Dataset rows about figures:
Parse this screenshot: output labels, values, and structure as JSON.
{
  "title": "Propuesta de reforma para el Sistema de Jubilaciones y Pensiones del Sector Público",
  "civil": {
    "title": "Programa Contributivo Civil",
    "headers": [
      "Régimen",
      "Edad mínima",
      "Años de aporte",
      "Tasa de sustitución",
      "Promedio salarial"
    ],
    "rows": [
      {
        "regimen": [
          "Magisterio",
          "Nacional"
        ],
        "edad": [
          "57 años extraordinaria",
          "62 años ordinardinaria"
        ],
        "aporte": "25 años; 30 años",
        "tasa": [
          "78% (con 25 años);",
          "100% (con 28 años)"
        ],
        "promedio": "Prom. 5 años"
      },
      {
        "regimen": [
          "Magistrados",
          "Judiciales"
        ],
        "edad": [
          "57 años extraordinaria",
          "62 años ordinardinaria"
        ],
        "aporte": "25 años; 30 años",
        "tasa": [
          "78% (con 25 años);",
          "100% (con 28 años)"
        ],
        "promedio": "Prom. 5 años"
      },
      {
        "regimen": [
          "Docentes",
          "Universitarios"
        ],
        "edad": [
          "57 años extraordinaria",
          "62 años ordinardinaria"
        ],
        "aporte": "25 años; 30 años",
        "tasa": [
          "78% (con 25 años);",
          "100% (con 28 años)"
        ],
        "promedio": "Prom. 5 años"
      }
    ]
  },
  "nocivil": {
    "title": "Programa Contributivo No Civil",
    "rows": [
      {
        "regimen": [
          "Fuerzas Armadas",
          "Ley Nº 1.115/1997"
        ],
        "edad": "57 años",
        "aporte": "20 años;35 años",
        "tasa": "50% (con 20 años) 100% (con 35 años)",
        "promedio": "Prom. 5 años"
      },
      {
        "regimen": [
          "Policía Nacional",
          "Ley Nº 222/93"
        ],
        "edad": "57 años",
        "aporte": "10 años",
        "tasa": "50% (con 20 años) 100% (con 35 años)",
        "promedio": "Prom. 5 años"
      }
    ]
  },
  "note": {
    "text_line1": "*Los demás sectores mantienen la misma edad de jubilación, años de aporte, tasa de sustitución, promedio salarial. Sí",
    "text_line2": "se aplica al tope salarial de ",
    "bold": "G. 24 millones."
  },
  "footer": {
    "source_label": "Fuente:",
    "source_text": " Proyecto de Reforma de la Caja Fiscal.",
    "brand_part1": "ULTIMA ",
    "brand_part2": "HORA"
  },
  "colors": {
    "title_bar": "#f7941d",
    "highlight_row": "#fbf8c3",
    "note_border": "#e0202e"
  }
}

▶ **What to do**
Send back all of the entries exactly, with nothing missing.

▶ **Solution**
Parse this screenshot: output labels, values, and structure as JSON.
{
  "title": "Propuesta de reforma para el Sistema de Jubilaciones y Pensiones del Sector Público",
  "civil": {
    "title": "Programa Contributivo Civil",
    "headers": [
      "Régimen",
      "Edad mínima",
      "Años de aporte",
      "Tasa de sustitución",
      "Promedio salarial"
    ],
    "rows": [
      {
        "regimen": [
          "Magisterio",
          "Nacional"
        ],
        "edad": [
          "57 años extraordinaria",
          "62 años ordinardinaria"
        ],
        "aporte": "25 años; 30 años",
        "tasa": [
          "78% (con 25 años);",
          "100% (con 28 años)"
        ],
        "promedio": "Prom. 5 años"
      },
      {
        "regimen": [
          "Magistrados",
          "Judiciales"
        ],
        "edad": [
          "57 años extraordinaria",
          "62 años ordinardinaria"
        ],
        "aporte": "25 años; 30 años",
        "tasa": [
          "78% (con 25 años);",
          "100% (con 28 años)"
        ],
        "promedio": "Prom. 5 años"
      },
      {
        "regimen": [
          "Docentes",
          "Universitarios"
        ],
        "edad": [
          "57 años extraordinaria",
          "62 años ordinardinaria"
        ],
        "aporte": "25 años; 30 años",
        "tasa": [
          "78% (con 25 años);",
          "100% (con 28 años)"
        ],
        "promedio": "Prom. 5 años"
      }
    ]
  },
  "nocivil": {
    "title": "Programa Contributivo No Civil",
    "rows": [
      {
        "regimen": [
          "Fuerzas Armadas",
          "Ley Nº 1.115/1997"
        ],
        "edad": "57 años",
        "aporte": "20 años;35 años",
        "tasa": "50% (con 20 años) 100% (con 35 años)",
        "promedio": "Prom. 5 años"
      },
      {
        "regimen": [
          "Policía Nacional",
          "Ley Nº 222/93"
        ],
        "edad": "57 años",
        "aporte": "10 años",
        "tasa": "50% (con 20 años) 100% (con 35 años)",
        "promedio": "Prom. 5 años"
      }
    ]
  },
  "note": {
    "text_line1": "*Los demás sectores mantienen la misma edad de jubilación, años de aporte, tasa de sustitución, promedio salarial. Sí",
    "text_line2": "se aplica al tope salarial de ",
    "bold": "G. 24 millones."
  },
  "footer": {
    "source_label": "Fuente:",
    "source_text": " Proyecto de Reforma de la Caja Fiscal.",
    "brand_part1": "ULTIMA ",
    "brand_part2": "HORA"
  },
  "colors": {
    "title_bar": "#f7941d",
    "highlight_row": "#fbf8c3",
    "note_border": "#e0202e"
  }
}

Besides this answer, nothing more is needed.